> **EXERCISE**
From the entries below, copy out every line with "document" in it.

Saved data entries
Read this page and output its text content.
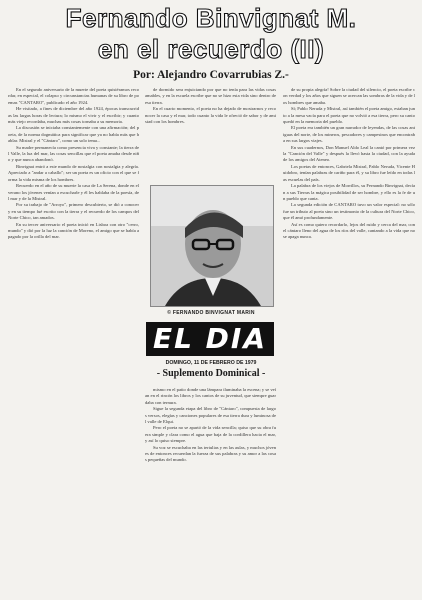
Fernando Binvignat M.
en el recuerdo (II)
Por: Alejandro Covarrubias Z.-

En el segundo aniversario de la muerte del poeta quisiéramos recordar, en especial, el colapso y circunstancias humanas de su libro de poemas "CANTARO", publicado el año 1924.

He visitado, a fines de diciembre del año 1924, épocas transcurridas las largas horas de lectura; lo mismo el vivir y el escribir; y cuanto más viejo recordaba, muchas más cosas tornaba a su memoria.

La discusión se iniciaba constantemente con una afirmación; del poeta, de la norma dogmática para significar que ya no había más que hablar. Mistral y el "Cántaro", como un solo tema...

Su madre permanecía como presencia viva y constante; la tierra del Valle, la luz del mar, las cosas sencillas que el poeta amaba desde niño y que nunca abandonó.

Binvignat entró a este mundo de nostalgia con nostalgia y alegría. Apreciado a "andar a caballo"; ser un poeta es un oficio con el que se forma la vida misma de los hombres.

Recuerdo en el año de su muerte la casa de La Serena, donde en el verano los jóvenes venían a escucharle y él les hablaba de la poesía, del mar y de la Mistral.

Por su trabajo de "Arroyo", primero descubierto, se dió a conocer y en su tiempo fué escrito con la tierra y el recuerdo de los campos del Norte Chico, tan amados.

En su tercer aniversario el poeta inició en Lisboa con otro "cerro, mundo" y dió por la luz la canción de Moreno, el amigo que se había apagado por la orilla del mar.

de dormido sera enjuiciando por que no tenía para las vidas cosas amables, y en la escuela escribe que no se hizo esta vida sino dentro de esa tierra.

En el cuarto momento, el poeta no ha dejado de mostrarnos y reconocer la casa y el mar, todo cuanto la vida le ofreció de sabor y de amistad con los hombres.

© FERNANDO BINVIGNAT MARIN
EL DIA
DOMINGO, 11 DE FEBRERO DE 1979
- Suplemento Dominical -

mismo en el patio donde una lámpara iluminaba la escena; y se veían en el rincón los libros y los cantos de su juventud, que siempre guardaba con ternura.

Sigue la segunda etapa del libro de "Cántaro", compuesta de largos versos, elegías y canciones populares de esa tierra dura y luminosa del valle de Elqui.

Pero el poeta no se apartó de la vida sencilla; quiso que su obra fuera simple y clara como el agua que baja de la cordillera hacia el mar, y así lo quiso siempre.

Su voz se escuchaba en las tertulias y en las aulas, y muchos jóvenes de entonces recuerdan la fuerza de sus palabras y su amor a las cosas pequeñas del mundo.

de su propia alegría! Sobre la ciudad del silencio, el poeta escribe con verdad y los años que siguen se acercan las sombras de la vida y de los hombres que amaba.

Sí; Pablo Neruda y Mistral, así también el poeta amigo, estaban junto a la mesa vacía para el poeta que no volvió a esa tierra, pero su canto quedó en la memoria del pueblo.

El poeta era también un gran narrador de leyendas, de las cosas antiguas del norte, de los mineros, pescadores y campesinos que encontraba en sus largos viajes.

En sus cuadernos, Don Manuel Aldo Leal la cantó por primera vez la "Canción del Valle" y después la llevó hasta la ciudad, con la ayuda de los amigos del Ateneo.

Los poetas de entonces, Gabriela Mistral, Pablo Neruda, Vicente Huidobro, tenían palabras de cariño para él, y su libro fue leído en todas las escuelas del país.

La palabra de los viejos de Morrillos, su Fernando Binvignat, decían a sus Tierras la mágica posibilidad de ser hombre, y ello es la fe de un pueblo que canta.

La segunda edición de CANTARO tuvo un valor especial: no sólo fue un tributo al poeta sino un testimonio de la cultura del Norte Chico, que él amó profundamente.

Así es como quiero recordarlo, lejos del ruido y cerca del mar, con el cántaro lleno del agua de los ríos del valle, cantando a la vida que no se apaga nunca.
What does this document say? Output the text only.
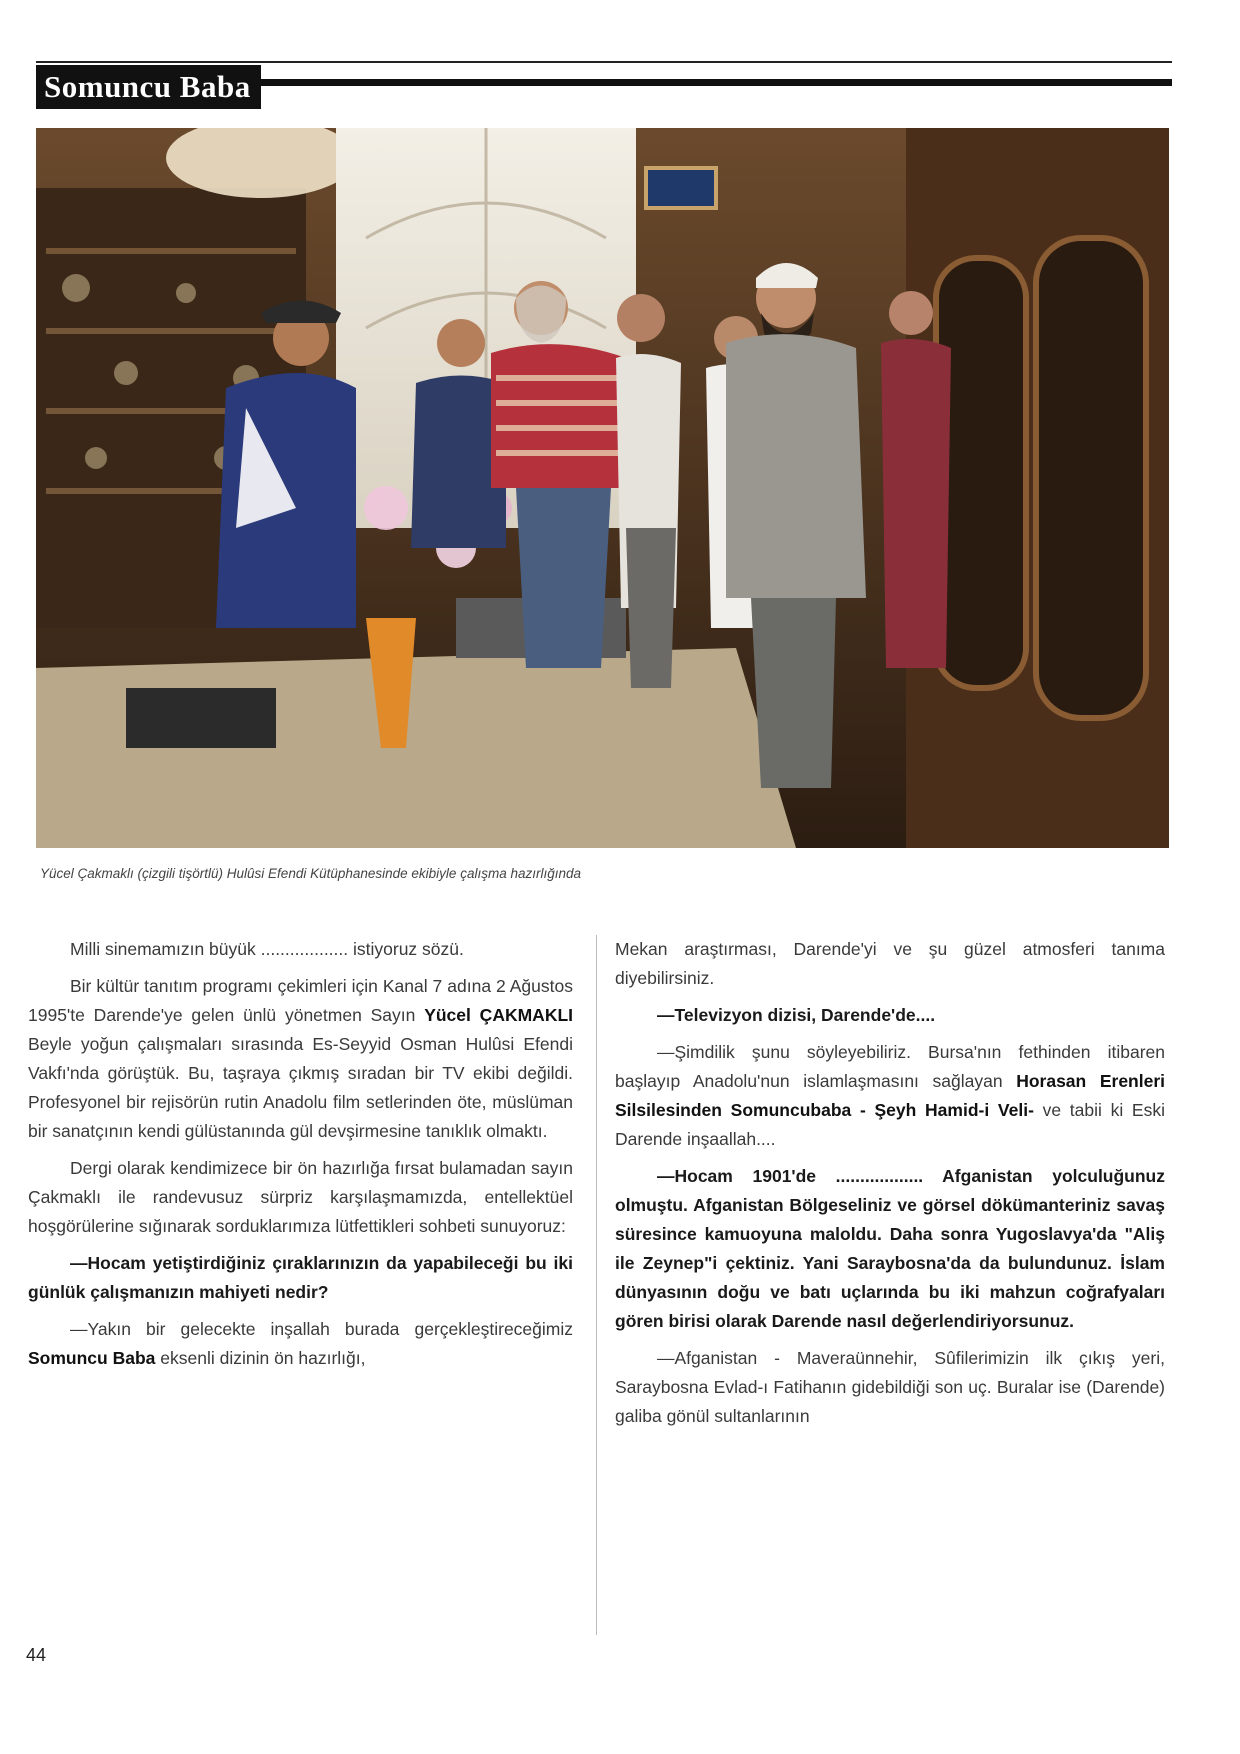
Somuncu Baba
Yücel Çakmaklı (çizgili tişörtlü) Hulûsi Efendi Kütüphanesinde ekibiyle çalışma hazırlığında

Milli sinemamızın büyük .................. istiyoruz sözü.

Bir kültür tanıtım programı çekimleri için Kanal 7 adına 2 Ağustos 1995'te Darende'ye gelen ünlü yönetmen Sayın Yücel ÇAKMAKLI Beyle yoğun çalışmaları sırasında Es-Seyyid Osman Hulûsi Efendi Vakfı'nda görüştük. Bu, taşraya çıkmış sıradan bir TV ekibi değildi. Profesyonel bir rejisörün rutin Anadolu film setlerinden öte, müslüman bir sanatçının kendi gülüstanında gül devşirmesine tanıklık olmaktı.

Dergi olarak kendimizece bir ön hazırlığa fırsat bulamadan sayın Çakmaklı ile randevusuz sürpriz karşılaşmamızda, entellektüel hoşgörülerine sığınarak sorduklarımıza lütfettikleri sohbeti sunuyoruz:

—Hocam yetiştirdiğiniz çıraklarınızın da yapabileceği bu iki günlük çalışmanızın mahiyeti nedir?

—Yakın bir gelecekte inşallah burada gerçekleştireceğimiz Somuncu Baba eksenli dizinin ön hazırlığı,

Mekan araştırması, Darende'yi ve şu güzel atmosferi tanıma diyebilirsiniz.

—Televizyon dizisi, Darende'de....

—Şimdilik şunu söyleyebiliriz. Bursa'nın fethinden itibaren başlayıp Anadolu'nun islamlaşmasını sağlayan Horasan Erenleri Silsilesinden Somuncubaba - Şeyh Hamid-i Veli- ve tabii ki Eski Darende inşaallah....

—Hocam 1901'de .................. Afganistan yolculuğunuz olmuştu. Afganistan Bölgeseliniz ve görsel dökümanteriniz savaş süresince kamuoyuna maloldu. Daha sonra Yugoslavya'da "Aliş ile Zeynep"i çektiniz. Yani Saraybosna'da da bulundunuz. İslam dünyasının doğu ve batı uçlarında bu iki mahzun coğrafyaları gören birisi olarak Darende nasıl değerlendiriyorsunuz.

—Afganistan - Maveraünnehir, Sûfilerimizin ilk çıkış yeri, Saraybosna Evlad-ı Fatihanın gidebildiği son uç. Buralar ise (Darende) galiba gönül sultanlarının

44
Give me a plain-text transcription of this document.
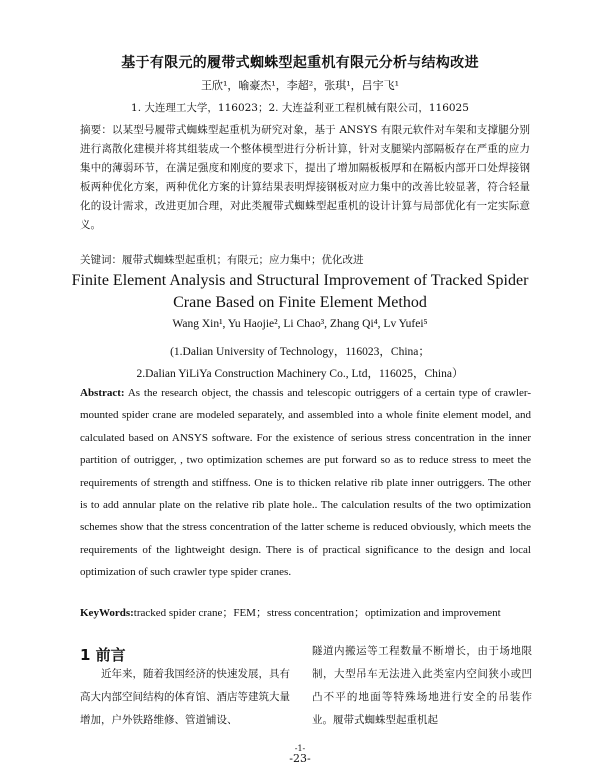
基于有限元的履带式蜘蛛型起重机有限元分析与结构改进
王欣¹，喻豪杰¹，李超²，张琪¹，吕宇飞¹
1. 大连理工大学，116023；2. 大连益利亚工程机械有限公司，116025
摘要：以某型号履带式蜘蛛型起重机为研究对象，基于 ANSYS 有限元软件对车架和支撑腿分别进行离散化建模并将其组装成一个整体模型进行分析计算，针对支腿梁内部隔板存在严重的应力集中的薄弱环节，在满足强度和刚度的要求下，提出了增加隔板板厚和在隔板内部开口处焊接钢板两种优化方案，两种优化方案的计算结果表明焊接钢板对应力集中的改善比较显著，符合轻量化的设计需求，改进更加合理，对此类履带式蜘蛛型起重机的设计计算与局部优化有一定实际意义。
关键词：履带式蜘蛛型起重机；有限元；应力集中；优化改进
Finite Element Analysis and Structural Improvement of Tracked Spider
Crane Based on Finite Element Method
Wang Xin¹, Yu Haojie², Li Chao³, Zhang Qi⁴, Lv Yufei⁵
(1.Dalian University of Technology，116023，China；
2.Dalian YiLiYa Construction Machinery Co., Ltd，116025，China）
Abstract: As the research object, the chassis and telescopic outriggers of a certain type of crawler-mounted spider crane are modeled separately, and assembled into a whole finite element model, and calculated based on ANSYS software. For the existence of serious stress concentration in the inner partition of outrigger, , two optimization schemes are put forward so as to reduce stress to meet the requirements of strength and stiffness. One is to thicken relative rib plate inner outriggers. The other is to add annular plate on the relative rib plate hole.. The calculation results of the two optimization schemes show that the stress concentration of the latter scheme is reduced obviously, which meets the requirements of the lightweight design. There is of practical significance to the design and local optimization of such crawler type spider cranes.
KeyWords:tracked spider crane；FEM；stress concentration；optimization and improvement
1 前言

近年来，随着我国经济的快速发展，具有高大内部空间结构的体育馆、酒店等建筑大量增加，户外铁路维修、管道铺设、

隧道内搬运等工程数量不断增长，由于场地限制，大型吊车无法进入此类室内空间狭小或凹凸不平的地面等特殊场地进行安全的吊装作业。履带式蜘蛛型起重机起

-1-
-23-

> **FINISHED TASK**
What does this document say? Output the text only.
Give me a plain-text transcription of this document.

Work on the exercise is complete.